Entries taken from a collection
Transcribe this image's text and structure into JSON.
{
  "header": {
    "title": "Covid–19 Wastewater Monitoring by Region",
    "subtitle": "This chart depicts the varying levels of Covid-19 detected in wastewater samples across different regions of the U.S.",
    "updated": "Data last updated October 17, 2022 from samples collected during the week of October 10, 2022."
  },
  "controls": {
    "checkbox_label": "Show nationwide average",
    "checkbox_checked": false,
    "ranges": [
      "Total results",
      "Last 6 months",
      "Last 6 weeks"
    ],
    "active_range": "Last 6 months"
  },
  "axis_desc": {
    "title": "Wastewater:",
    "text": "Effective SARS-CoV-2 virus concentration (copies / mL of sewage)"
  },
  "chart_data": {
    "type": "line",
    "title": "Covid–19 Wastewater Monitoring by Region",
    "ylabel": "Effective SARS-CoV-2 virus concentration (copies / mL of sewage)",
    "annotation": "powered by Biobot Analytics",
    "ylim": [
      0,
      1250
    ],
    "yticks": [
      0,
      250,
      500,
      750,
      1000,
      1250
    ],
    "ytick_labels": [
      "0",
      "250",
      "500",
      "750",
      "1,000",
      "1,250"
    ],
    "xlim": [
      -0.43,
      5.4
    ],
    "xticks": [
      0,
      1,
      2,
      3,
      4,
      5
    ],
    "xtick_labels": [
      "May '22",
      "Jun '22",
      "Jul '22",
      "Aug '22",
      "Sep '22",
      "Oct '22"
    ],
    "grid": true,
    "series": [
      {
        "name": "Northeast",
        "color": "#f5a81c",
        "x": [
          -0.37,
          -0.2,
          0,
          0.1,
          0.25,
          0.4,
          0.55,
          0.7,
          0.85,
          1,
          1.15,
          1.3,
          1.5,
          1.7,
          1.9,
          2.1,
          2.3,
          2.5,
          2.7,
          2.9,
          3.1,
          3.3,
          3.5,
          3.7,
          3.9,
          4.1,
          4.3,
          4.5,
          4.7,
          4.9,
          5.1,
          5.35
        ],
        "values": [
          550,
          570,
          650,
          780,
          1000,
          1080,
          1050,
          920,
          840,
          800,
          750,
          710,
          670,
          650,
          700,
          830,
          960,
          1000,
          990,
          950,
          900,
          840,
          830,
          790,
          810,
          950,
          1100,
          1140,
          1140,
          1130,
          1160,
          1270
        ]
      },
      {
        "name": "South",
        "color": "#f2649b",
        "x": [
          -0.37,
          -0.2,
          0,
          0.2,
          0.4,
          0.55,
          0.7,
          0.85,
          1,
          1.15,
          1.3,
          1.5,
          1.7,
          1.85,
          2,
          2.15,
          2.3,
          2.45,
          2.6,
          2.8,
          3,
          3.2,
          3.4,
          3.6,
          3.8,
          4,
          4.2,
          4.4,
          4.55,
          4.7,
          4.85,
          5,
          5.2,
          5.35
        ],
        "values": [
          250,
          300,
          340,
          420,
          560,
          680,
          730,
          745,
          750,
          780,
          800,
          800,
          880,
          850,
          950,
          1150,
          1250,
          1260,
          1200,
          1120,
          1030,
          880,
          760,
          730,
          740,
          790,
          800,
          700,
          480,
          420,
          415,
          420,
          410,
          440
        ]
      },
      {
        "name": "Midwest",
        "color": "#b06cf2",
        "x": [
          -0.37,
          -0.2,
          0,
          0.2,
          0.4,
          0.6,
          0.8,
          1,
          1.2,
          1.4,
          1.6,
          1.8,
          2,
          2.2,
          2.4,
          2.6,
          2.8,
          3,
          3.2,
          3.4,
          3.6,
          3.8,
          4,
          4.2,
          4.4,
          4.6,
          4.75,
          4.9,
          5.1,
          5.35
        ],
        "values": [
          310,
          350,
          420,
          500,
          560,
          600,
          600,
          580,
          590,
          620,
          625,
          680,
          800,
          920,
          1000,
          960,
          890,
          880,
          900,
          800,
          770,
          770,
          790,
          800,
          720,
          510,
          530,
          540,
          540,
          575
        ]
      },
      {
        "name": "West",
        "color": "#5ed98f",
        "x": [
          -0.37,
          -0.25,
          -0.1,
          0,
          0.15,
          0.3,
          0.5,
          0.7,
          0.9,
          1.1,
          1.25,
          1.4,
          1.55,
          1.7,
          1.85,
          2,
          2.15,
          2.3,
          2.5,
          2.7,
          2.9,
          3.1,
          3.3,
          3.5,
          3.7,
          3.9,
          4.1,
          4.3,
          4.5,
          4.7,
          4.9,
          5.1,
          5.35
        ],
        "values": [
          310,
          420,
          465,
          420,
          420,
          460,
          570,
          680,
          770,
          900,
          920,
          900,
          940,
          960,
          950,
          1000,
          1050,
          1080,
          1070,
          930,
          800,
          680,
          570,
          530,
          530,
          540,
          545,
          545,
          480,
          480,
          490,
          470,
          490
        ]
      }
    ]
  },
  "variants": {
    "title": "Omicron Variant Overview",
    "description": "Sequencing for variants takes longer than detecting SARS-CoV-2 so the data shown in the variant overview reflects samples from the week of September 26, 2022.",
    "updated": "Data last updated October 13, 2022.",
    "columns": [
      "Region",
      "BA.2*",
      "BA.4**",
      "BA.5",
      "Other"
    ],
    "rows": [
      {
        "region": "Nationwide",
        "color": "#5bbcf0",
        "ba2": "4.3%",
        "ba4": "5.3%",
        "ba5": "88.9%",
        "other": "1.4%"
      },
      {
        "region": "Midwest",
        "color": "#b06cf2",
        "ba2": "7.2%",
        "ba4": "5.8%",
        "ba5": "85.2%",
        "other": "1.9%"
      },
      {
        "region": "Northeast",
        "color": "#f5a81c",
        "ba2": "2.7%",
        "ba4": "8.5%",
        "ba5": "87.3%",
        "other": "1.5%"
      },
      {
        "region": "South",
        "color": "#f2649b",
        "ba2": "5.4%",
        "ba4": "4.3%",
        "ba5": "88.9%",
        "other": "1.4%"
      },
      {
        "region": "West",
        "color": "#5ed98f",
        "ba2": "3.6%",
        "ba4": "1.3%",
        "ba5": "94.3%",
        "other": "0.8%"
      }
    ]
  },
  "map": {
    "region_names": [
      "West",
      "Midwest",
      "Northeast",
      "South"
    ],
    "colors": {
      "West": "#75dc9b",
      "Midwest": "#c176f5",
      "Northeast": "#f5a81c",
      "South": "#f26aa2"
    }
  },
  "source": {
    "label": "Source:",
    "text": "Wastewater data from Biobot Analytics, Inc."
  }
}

# Task directions
Return all the data exactly as given.

# Output for this exercise
Transcribe this image's text and structure into JSON.
{
  "header": {
    "title": "Covid–19 Wastewater Monitoring by Region",
    "subtitle": "This chart depicts the varying levels of Covid-19 detected in wastewater samples across different regions of the U.S.",
    "updated": "Data last updated October 17, 2022 from samples collected during the week of October 10, 2022."
  },
  "controls": {
    "checkbox_label": "Show nationwide average",
    "checkbox_checked": false,
    "ranges": [
      "Total results",
      "Last 6 months",
      "Last 6 weeks"
    ],
    "active_range": "Last 6 months"
  },
  "axis_desc": {
    "title": "Wastewater:",
    "text": "Effective SARS-CoV-2 virus concentration (copies / mL of sewage)"
  },
  "chart_data": {
    "type": "line",
    "title": "Covid–19 Wastewater Monitoring by Region",
    "ylabel": "Effective SARS-CoV-2 virus concentration (copies / mL of sewage)",
    "annotation": "powered by Biobot Analytics",
    "ylim": [
      0,
      1250
    ],
    "yticks": [
      0,
      250,
      500,
      750,
      1000,
      1250
    ],
    "ytick_labels": [
      "0",
      "250",
      "500",
      "750",
      "1,000",
      "1,250"
    ],
    "xlim": [
      -0.43,
      5.4
    ],
    "xticks": [
      0,
      1,
      2,
      3,
      4,
      5
    ],
    "xtick_labels": [
      "May '22",
      "Jun '22",
      "Jul '22",
      "Aug '22",
      "Sep '22",
      "Oct '22"
    ],
    "grid": true,
    "series": [
      {
        "name": "Northeast",
        "color": "#f5a81c",
        "x": [
          -0.37,
          -0.2,
          0,
          0.1,
          0.25,
          0.4,
          0.55,
          0.7,
          0.85,
          1,
          1.15,
          1.3,
          1.5,
          1.7,
          1.9,
          2.1,
          2.3,
          2.5,
          2.7,
          2.9,
          3.1,
          3.3,
          3.5,
          3.7,
          3.9,
          4.1,
          4.3,
          4.5,
          4.7,
          4.9,
          5.1,
          5.35
        ],
        "values": [
          550,
          570,
          650,
          780,
          1000,
          1080,
          1050,
          920,
          840,
          800,
          750,
          710,
          670,
          650,
          700,
          830,
          960,
          1000,
          990,
          950,
          900,
          840,
          830,
          790,
          810,
          950,
          1100,
          1140,
          1140,
          1130,
          1160,
          1270
        ]
      },
      {
        "name": "South",
        "color": "#f2649b",
        "x": [
          -0.37,
          -0.2,
          0,
          0.2,
          0.4,
          0.55,
          0.7,
          0.85,
          1,
          1.15,
          1.3,
          1.5,
          1.7,
          1.85,
          2,
          2.15,
          2.3,
          2.45,
          2.6,
          2.8,
          3,
          3.2,
          3.4,
          3.6,
          3.8,
          4,
          4.2,
          4.4,
          4.55,
          4.7,
          4.85,
          5,
          5.2,
          5.35
        ],
        "values": [
          250,
          300,
          340,
          420,
          560,
          680,
          730,
          745,
          750,
          780,
          800,
          800,
          880,
          850,
          950,
          1150,
          1250,
          1260,
          1200,
          1120,
          1030,
          880,
          760,
          730,
          740,
          790,
          800,
          700,
          480,
          420,
          415,
          420,
          410,
          440
        ]
      },
      {
        "name": "Midwest",
        "color": "#b06cf2",
        "x": [
          -0.37,
          -0.2,
          0,
          0.2,
          0.4,
          0.6,
          0.8,
          1,
          1.2,
          1.4,
          1.6,
          1.8,
          2,
          2.2,
          2.4,
          2.6,
          2.8,
          3,
          3.2,
          3.4,
          3.6,
          3.8,
          4,
          4.2,
          4.4,
          4.6,
          4.75,
          4.9,
          5.1,
          5.35
        ],
        "values": [
          310,
          350,
          420,
          500,
          560,
          600,
          600,
          580,
          590,
          620,
          625,
          680,
          800,
          920,
          1000,
          960,
          890,
          880,
          900,
          800,
          770,
          770,
          790,
          800,
          720,
          510,
          530,
          540,
          540,
          575
        ]
      },
      {
        "name": "West",
        "color": "#5ed98f",
        "x": [
          -0.37,
          -0.25,
          -0.1,
          0,
          0.15,
          0.3,
          0.5,
          0.7,
          0.9,
          1.1,
          1.25,
          1.4,
          1.55,
          1.7,
          1.85,
          2,
          2.15,
          2.3,
          2.5,
          2.7,
          2.9,
          3.1,
          3.3,
          3.5,
          3.7,
          3.9,
          4.1,
          4.3,
          4.5,
          4.7,
          4.9,
          5.1,
          5.35
        ],
        "values": [
          310,
          420,
          465,
          420,
          420,
          460,
          570,
          680,
          770,
          900,
          920,
          900,
          940,
          960,
          950,
          1000,
          1050,
          1080,
          1070,
          930,
          800,
          680,
          570,
          530,
          530,
          540,
          545,
          545,
          480,
          480,
          490,
          470,
          490
        ]
      }
    ]
  },
  "variants": {
    "title": "Omicron Variant Overview",
    "description": "Sequencing for variants takes longer than detecting SARS-CoV-2 so the data shown in the variant overview reflects samples from the week of September 26, 2022.",
    "updated": "Data last updated October 13, 2022.",
    "columns": [
      "Region",
      "BA.2*",
      "BA.4**",
      "BA.5",
      "Other"
    ],
    "rows": [
      {
        "region": "Nationwide",
        "color": "#5bbcf0",
        "ba2": "4.3%",
        "ba4": "5.3%",
        "ba5": "88.9%",
        "other": "1.4%"
      },
      {
        "region": "Midwest",
        "color": "#b06cf2",
        "ba2": "7.2%",
        "ba4": "5.8%",
        "ba5": "85.2%",
        "other": "1.9%"
      },
      {
        "region": "Northeast",
        "color": "#f5a81c",
        "ba2": "2.7%",
        "ba4": "8.5%",
        "ba5": "87.3%",
        "other": "1.5%"
      },
      {
        "region": "South",
        "color": "#f2649b",
        "ba2": "5.4%",
        "ba4": "4.3%",
        "ba5": "88.9%",
        "other": "1.4%"
      },
      {
        "region": "West",
        "color": "#5ed98f",
        "ba2": "3.6%",
        "ba4": "1.3%",
        "ba5": "94.3%",
        "other": "0.8%"
      }
    ]
  },
  "map": {
    "region_names": [
      "West",
      "Midwest",
      "Northeast",
      "South"
    ],
    "colors": {
      "West": "#75dc9b",
      "Midwest": "#c176f5",
      "Northeast": "#f5a81c",
      "South": "#f26aa2"
    }
  },
  "source": {
    "label": "Source:",
    "text": "Wastewater data from Biobot Analytics, Inc."
  }
}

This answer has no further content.